Direction: Search the material below for the string "specialità" and list each line that holds it.
--- start Stored data ---
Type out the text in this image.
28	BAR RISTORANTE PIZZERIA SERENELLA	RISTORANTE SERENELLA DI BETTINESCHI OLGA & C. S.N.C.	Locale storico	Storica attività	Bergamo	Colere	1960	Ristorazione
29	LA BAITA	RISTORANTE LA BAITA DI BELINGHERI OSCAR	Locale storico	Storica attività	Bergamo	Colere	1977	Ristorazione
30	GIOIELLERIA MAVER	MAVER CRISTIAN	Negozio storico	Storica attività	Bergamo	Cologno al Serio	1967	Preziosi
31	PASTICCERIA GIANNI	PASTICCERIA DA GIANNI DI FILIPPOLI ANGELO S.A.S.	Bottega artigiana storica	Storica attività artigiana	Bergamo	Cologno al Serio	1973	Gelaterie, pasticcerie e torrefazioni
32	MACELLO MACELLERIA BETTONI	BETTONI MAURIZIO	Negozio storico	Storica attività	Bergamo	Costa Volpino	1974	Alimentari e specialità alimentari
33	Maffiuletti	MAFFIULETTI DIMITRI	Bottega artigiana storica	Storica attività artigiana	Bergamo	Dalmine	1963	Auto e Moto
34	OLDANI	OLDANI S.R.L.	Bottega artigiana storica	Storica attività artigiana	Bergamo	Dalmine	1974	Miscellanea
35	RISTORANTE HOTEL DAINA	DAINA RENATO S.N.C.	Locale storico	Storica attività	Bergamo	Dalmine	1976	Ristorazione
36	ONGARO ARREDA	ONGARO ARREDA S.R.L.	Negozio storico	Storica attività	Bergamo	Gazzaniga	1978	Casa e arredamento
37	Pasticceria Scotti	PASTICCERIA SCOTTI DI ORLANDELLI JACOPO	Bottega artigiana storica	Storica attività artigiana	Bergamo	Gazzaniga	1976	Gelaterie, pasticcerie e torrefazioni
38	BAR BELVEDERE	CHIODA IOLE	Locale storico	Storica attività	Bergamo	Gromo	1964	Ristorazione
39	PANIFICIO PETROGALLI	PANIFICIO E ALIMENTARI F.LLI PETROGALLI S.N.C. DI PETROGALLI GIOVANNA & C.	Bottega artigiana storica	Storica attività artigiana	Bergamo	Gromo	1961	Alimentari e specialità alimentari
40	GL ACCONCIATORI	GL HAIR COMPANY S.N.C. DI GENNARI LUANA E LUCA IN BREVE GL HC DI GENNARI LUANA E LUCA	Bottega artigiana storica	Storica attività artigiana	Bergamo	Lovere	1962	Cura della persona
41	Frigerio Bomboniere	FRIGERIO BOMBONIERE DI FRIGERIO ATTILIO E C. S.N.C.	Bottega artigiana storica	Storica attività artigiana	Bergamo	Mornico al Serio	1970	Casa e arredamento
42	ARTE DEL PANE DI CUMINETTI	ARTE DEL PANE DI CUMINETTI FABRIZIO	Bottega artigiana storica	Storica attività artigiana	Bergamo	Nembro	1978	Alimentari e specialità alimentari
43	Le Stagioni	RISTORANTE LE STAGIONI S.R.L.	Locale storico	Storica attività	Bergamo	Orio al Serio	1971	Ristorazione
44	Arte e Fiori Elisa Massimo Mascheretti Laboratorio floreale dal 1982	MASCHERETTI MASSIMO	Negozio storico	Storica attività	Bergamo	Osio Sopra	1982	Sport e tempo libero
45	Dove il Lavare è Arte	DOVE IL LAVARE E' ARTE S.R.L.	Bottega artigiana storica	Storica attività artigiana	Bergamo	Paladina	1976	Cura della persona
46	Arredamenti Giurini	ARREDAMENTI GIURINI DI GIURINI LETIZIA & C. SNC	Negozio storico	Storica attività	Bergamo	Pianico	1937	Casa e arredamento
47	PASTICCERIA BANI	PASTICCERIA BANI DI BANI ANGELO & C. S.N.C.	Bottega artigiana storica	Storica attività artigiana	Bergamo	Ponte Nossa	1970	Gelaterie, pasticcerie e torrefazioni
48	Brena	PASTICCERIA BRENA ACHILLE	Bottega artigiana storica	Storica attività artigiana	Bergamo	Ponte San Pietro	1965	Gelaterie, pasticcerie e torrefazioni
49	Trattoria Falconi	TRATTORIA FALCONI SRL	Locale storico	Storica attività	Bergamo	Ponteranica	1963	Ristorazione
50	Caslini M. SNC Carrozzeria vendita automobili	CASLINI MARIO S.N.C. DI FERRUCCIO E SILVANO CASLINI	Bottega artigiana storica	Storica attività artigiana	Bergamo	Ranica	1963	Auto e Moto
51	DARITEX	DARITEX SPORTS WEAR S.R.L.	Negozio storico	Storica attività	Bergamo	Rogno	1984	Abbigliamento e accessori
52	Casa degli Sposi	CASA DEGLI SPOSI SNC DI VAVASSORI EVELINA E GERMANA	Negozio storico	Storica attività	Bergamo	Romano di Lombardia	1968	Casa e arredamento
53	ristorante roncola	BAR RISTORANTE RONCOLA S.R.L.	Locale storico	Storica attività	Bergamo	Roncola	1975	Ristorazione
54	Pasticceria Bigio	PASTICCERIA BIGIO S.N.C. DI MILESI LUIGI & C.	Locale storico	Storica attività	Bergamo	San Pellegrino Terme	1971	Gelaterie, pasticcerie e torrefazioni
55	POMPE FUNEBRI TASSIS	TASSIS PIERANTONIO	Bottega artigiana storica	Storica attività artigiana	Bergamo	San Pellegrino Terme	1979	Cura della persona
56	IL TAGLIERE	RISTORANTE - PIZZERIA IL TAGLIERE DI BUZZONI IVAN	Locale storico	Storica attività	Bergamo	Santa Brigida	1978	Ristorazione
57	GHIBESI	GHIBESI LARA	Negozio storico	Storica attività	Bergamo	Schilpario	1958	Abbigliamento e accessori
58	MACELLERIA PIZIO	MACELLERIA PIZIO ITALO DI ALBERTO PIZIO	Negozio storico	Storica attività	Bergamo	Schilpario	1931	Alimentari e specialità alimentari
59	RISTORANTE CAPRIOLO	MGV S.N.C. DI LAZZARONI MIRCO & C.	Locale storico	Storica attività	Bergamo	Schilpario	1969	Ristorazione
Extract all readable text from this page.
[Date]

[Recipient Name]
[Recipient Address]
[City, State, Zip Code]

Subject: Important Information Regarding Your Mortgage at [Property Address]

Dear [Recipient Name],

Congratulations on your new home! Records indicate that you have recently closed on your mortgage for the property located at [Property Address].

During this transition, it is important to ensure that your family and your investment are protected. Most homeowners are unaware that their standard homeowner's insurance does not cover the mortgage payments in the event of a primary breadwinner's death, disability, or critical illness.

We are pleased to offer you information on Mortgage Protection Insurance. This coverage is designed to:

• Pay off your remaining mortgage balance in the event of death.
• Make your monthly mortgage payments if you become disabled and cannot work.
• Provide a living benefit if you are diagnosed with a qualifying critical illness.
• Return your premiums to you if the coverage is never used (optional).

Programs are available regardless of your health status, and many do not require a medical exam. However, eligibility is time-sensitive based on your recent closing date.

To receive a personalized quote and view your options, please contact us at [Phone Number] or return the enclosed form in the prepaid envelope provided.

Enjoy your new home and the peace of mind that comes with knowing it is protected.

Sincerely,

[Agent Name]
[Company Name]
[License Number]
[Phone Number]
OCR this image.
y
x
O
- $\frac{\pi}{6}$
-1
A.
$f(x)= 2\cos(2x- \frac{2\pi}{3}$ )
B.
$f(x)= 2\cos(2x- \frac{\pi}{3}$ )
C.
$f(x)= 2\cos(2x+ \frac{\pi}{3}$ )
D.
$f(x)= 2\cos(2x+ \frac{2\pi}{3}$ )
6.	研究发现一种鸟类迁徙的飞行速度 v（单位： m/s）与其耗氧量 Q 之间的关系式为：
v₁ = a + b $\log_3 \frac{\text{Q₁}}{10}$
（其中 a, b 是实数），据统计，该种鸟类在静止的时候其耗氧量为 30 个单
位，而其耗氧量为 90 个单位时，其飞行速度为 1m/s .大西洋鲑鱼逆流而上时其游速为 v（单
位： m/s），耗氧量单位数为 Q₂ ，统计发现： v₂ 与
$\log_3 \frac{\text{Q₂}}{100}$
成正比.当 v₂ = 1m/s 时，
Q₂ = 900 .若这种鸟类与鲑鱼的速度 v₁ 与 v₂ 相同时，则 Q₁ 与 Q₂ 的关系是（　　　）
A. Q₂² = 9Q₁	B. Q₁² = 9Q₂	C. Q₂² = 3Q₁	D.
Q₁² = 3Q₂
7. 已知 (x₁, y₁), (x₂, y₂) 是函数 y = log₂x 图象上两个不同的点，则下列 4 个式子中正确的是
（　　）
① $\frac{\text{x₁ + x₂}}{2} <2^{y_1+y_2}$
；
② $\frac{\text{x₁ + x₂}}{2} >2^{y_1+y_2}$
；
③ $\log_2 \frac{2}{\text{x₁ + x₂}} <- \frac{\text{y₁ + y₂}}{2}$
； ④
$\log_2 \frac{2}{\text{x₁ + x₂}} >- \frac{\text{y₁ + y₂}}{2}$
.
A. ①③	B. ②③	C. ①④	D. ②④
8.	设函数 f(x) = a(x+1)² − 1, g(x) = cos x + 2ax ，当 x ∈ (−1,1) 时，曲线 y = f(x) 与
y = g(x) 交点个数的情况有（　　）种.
--- end Stored data ---
Final answer:
32	MACELLO MACELLERIA BETTONI	BETTONI MAURIZIO	Negozio storico	Storica attività	Bergamo	Costa Volpino	1974	Alimentari e specialità alimentari
39	PANIFICIO PETROGALLI	PANIFICIO E ALIMENTARI F.LLI PETROGALLI S.N.C. DI PETROGALLI GIOVANNA & C.	Bottega artigiana storica	Storica attività artigiana	Bergamo	Gromo	1961	Alimentari e specialità alimentari
42	ARTE DEL PANE DI CUMINETTI	ARTE DEL PANE DI CUMINETTI FABRIZIO	Bottega artigiana storica	Storica attività artigiana	Bergamo	Nembro	1978	Alimentari e specialità alimentari
58	MACELLERIA PIZIO	MACELLERIA PIZIO ITALO DI ALBERTO PIZIO	Negozio storico	Storica attività	Bergamo	Schilpario	1931	Alimentari e specialità alimentari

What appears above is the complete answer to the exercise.